++++ Supplied data ++++
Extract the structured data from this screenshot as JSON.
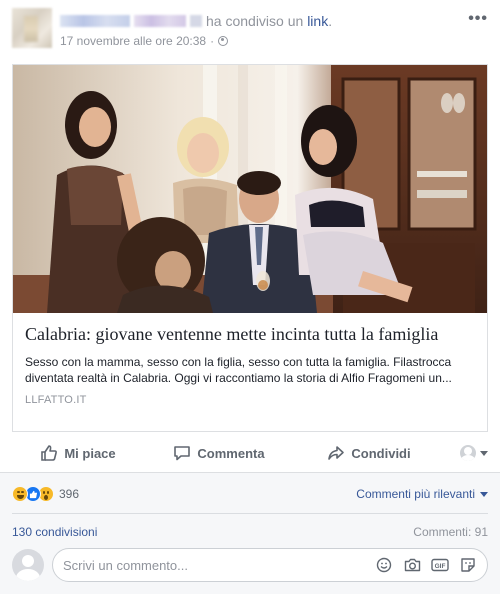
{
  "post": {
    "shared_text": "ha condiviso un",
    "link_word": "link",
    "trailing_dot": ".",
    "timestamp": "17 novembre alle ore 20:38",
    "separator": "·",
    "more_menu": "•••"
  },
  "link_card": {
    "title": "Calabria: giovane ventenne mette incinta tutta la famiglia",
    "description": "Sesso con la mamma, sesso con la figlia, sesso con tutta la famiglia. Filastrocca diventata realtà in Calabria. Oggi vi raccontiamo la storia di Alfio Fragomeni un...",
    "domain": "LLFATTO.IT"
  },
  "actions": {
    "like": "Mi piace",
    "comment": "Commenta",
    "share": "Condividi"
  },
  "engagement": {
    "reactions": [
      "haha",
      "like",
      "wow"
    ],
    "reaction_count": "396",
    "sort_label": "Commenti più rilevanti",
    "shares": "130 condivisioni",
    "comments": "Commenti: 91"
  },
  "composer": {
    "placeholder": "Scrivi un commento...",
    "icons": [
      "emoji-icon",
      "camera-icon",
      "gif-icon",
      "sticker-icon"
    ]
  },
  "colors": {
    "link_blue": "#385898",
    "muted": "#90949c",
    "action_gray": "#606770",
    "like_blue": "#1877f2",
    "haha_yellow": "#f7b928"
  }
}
++++
++++ Supplied data ++++
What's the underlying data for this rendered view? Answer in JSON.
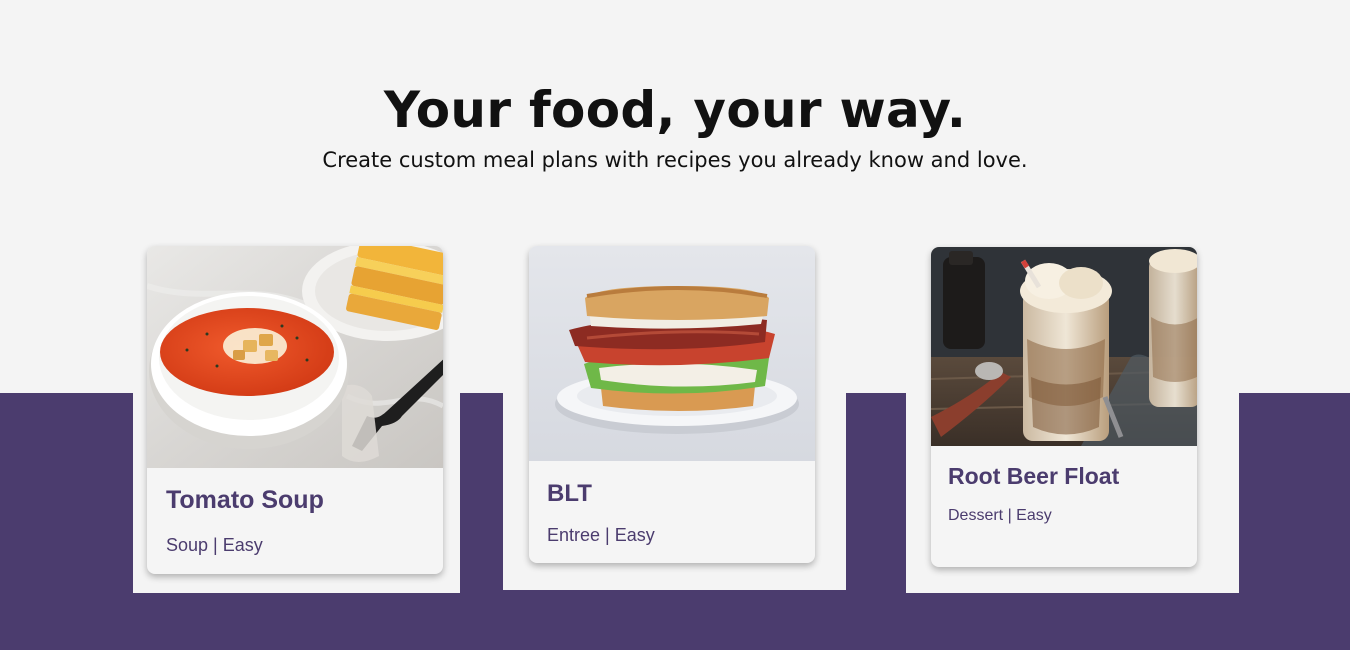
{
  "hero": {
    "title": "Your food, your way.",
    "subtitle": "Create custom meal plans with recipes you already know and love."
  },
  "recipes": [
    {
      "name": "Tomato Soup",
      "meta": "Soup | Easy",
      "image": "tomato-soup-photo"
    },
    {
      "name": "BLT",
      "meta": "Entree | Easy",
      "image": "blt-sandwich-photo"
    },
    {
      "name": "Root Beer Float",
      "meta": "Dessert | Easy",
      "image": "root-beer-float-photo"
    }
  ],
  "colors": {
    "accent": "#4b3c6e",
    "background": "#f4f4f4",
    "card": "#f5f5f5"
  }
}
++++
__Problem to work on__:
Pick out each line above that includes "tutta" and show it.

__Task output__:
    "title": "Calabria: giovane ventenne mette incinta tutta la famiglia",
    "description": "Sesso con la mamma, sesso con la figlia, sesso con tutta la famiglia. Filastrocca diventata realtà in Calabria. Oggi vi raccontiamo la storia di Alfio Fragomeni un...",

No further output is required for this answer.